### Objective:
Find and copy each line of the records where the string "дитині" shows up.

### Given information:
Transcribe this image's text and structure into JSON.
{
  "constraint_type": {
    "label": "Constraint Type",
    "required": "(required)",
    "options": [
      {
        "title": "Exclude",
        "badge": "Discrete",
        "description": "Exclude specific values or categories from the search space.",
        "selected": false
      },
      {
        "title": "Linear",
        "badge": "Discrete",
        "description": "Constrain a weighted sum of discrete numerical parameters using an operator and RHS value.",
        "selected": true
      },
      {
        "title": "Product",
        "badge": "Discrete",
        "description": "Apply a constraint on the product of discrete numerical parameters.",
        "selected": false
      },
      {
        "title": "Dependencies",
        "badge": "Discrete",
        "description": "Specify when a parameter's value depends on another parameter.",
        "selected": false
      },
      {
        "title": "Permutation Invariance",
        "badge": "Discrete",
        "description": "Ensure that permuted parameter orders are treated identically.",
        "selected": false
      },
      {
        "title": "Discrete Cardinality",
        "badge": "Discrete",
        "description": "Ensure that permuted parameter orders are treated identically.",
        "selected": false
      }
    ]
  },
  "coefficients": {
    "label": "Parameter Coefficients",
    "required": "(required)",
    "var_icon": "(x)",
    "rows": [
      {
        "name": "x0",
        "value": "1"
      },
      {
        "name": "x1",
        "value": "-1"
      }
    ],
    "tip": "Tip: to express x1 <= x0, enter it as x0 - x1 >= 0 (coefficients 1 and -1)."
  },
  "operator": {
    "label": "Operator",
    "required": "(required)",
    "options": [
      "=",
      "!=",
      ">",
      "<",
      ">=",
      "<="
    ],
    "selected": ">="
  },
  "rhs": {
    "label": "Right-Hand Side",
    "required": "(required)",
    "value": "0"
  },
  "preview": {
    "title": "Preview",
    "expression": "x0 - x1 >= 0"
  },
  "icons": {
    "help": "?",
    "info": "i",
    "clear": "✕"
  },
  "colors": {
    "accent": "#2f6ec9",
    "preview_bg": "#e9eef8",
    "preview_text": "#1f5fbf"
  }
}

...

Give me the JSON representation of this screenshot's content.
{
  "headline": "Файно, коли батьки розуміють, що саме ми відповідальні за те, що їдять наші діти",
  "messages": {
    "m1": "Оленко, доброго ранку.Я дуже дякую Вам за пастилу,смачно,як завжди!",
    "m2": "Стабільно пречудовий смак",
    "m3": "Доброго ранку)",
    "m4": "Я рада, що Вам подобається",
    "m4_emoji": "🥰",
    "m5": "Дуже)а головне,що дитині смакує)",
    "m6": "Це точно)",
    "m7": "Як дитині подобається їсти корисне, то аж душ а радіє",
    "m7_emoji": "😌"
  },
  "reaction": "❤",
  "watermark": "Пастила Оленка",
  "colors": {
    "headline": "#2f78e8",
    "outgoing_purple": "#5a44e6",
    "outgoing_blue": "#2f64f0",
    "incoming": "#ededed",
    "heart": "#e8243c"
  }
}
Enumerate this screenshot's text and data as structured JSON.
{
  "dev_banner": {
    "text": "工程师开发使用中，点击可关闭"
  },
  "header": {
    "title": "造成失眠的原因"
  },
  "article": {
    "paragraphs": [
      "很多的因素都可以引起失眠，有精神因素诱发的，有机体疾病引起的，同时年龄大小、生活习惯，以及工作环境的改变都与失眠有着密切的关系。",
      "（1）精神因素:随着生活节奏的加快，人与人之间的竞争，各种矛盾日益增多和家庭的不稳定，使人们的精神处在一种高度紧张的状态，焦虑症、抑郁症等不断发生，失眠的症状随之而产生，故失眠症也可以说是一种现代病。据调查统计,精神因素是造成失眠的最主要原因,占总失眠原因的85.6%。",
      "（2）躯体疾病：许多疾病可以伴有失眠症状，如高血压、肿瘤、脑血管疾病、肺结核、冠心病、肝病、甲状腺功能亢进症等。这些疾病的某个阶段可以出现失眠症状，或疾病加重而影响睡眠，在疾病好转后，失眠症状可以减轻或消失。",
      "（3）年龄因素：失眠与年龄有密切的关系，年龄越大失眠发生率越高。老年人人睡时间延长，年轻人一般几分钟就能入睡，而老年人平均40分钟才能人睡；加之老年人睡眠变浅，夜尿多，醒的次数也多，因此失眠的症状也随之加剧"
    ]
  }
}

--

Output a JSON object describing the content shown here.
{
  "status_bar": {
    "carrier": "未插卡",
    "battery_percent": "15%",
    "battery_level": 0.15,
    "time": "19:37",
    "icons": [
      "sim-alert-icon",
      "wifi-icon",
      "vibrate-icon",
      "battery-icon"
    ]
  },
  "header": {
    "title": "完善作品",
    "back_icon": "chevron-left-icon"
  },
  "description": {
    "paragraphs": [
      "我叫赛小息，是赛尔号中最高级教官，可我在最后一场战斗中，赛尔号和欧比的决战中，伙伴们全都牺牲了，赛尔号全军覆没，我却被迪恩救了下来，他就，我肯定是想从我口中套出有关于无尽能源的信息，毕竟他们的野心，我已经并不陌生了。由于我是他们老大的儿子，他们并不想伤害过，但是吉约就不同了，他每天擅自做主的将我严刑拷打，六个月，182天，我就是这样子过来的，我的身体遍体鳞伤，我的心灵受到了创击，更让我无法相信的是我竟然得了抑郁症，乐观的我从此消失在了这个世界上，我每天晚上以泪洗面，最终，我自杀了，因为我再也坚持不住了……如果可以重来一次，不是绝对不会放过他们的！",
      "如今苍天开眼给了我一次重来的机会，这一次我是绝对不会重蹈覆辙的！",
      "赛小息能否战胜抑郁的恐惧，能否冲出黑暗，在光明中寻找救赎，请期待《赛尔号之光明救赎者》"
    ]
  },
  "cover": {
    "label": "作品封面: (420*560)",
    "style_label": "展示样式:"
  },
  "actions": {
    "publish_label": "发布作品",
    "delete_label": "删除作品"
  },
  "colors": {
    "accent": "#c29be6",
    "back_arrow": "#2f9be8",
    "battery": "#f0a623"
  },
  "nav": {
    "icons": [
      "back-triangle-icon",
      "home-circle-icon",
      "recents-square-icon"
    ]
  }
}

### Full solution:
    "m5": "Дуже)а головне,що дитині смакує)",
    "m7": "Як дитині подобається їсти корисне, то аж душ а радіє",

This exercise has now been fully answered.